Work instructions:
Repeat the records word for word, excluding any picture.

Dataset items:
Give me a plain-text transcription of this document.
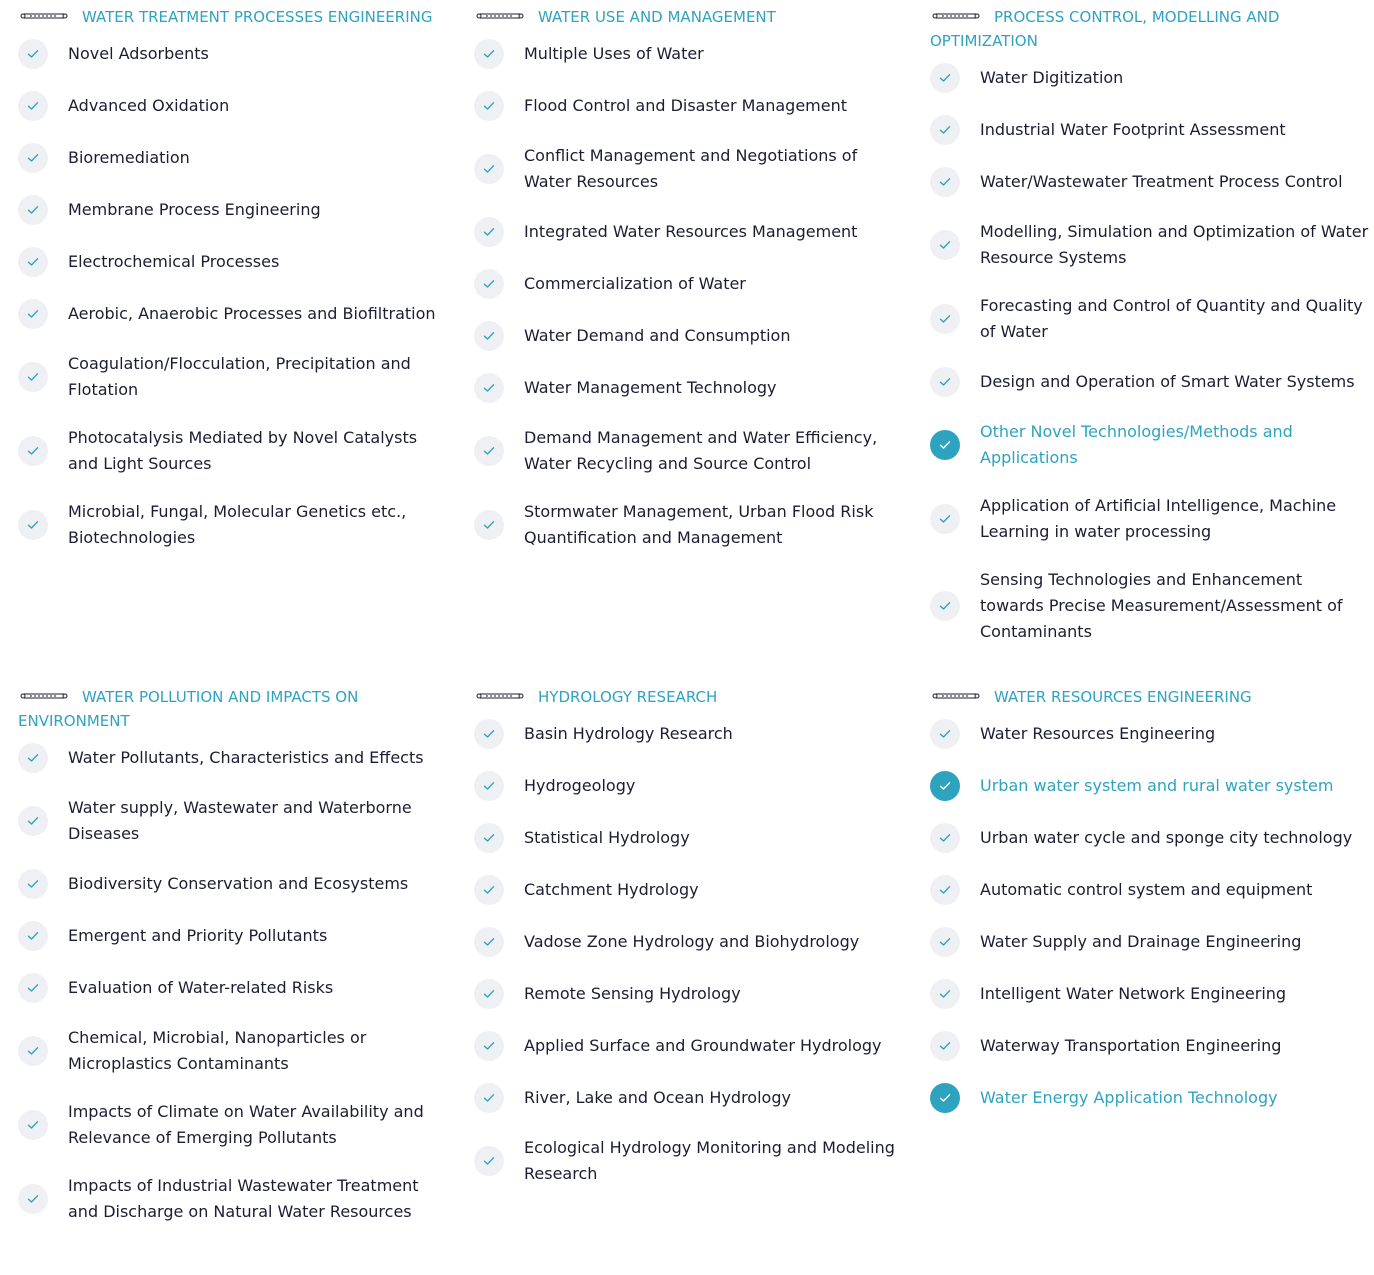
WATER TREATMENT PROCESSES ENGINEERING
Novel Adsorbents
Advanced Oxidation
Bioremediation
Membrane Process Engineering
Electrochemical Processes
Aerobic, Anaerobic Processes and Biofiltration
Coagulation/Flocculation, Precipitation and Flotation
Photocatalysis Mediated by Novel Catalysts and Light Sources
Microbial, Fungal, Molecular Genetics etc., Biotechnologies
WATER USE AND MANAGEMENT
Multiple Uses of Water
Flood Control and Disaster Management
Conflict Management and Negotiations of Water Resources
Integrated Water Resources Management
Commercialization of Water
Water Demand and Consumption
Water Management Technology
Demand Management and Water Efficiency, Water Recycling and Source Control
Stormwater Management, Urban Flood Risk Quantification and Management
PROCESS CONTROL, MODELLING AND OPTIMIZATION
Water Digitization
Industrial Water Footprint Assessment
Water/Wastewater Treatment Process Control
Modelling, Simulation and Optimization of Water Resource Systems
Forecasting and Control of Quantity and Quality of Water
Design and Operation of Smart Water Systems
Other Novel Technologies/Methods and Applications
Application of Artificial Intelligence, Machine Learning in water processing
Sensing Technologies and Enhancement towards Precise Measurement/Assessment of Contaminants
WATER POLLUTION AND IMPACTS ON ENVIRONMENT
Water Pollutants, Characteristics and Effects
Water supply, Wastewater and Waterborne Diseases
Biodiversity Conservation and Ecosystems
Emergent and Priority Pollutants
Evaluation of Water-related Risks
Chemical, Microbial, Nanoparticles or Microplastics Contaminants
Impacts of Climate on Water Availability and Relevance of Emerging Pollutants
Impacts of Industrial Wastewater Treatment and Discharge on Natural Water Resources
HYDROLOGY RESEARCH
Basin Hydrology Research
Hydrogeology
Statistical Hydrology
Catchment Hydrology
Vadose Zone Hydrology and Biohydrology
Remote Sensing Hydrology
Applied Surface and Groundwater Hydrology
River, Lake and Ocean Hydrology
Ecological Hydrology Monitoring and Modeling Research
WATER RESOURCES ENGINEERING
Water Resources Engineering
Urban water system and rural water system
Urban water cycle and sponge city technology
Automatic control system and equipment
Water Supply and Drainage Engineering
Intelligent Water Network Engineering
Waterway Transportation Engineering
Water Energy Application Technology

Task response:
Give me a plain-text transcription of this document.
WATER TREATMENT PROCESSES ENGINEERING
Novel Adsorbents
Advanced Oxidation
Bioremediation
Membrane Process Engineering
Electrochemical Processes
Aerobic, Anaerobic Processes and Biofiltration
Coagulation/Flocculation, Precipitation and Flotation
Photocatalysis Mediated by Novel Catalysts and Light Sources
Microbial, Fungal, Molecular Genetics etc., Biotechnologies
WATER USE AND MANAGEMENT
Multiple Uses of Water
Flood Control and Disaster Management
Conflict Management and Negotiations of Water Resources
Integrated Water Resources Management
Commercialization of Water
Water Demand and Consumption
Water Management Technology
Demand Management and Water Efficiency, Water Recycling and Source Control
Stormwater Management, Urban Flood Risk Quantification and Management
PROCESS CONTROL, MODELLING AND OPTIMIZATION
Water Digitization
Industrial Water Footprint Assessment
Water/Wastewater Treatment Process Control
Modelling, Simulation and Optimization of Water Resource Systems
Forecasting and Control of Quantity and Quality of Water
Design and Operation of Smart Water Systems
Other Novel Technologies/Methods and Applications
Application of Artificial Intelligence, Machine Learning in water processing
Sensing Technologies and Enhancement towards Precise Measurement/Assessment of Contaminants
WATER POLLUTION AND IMPACTS ON ENVIRONMENT
Water Pollutants, Characteristics and Effects
Water supply, Wastewater and Waterborne Diseases
Biodiversity Conservation and Ecosystems
Emergent and Priority Pollutants
Evaluation of Water-related Risks
Chemical, Microbial, Nanoparticles or Microplastics Contaminants
Impacts of Climate on Water Availability and Relevance of Emerging Pollutants
Impacts of Industrial Wastewater Treatment and Discharge on Natural Water Resources
HYDROLOGY RESEARCH
Basin Hydrology Research
Hydrogeology
Statistical Hydrology
Catchment Hydrology
Vadose Zone Hydrology and Biohydrology
Remote Sensing Hydrology
Applied Surface and Groundwater Hydrology
River, Lake and Ocean Hydrology
Ecological Hydrology Monitoring and Modeling Research
WATER RESOURCES ENGINEERING
Water Resources Engineering
Urban water system and rural water system
Urban water cycle and sponge city technology
Automatic control system and equipment
Water Supply and Drainage Engineering
Intelligent Water Network Engineering
Waterway Transportation Engineering
Water Energy Application Technology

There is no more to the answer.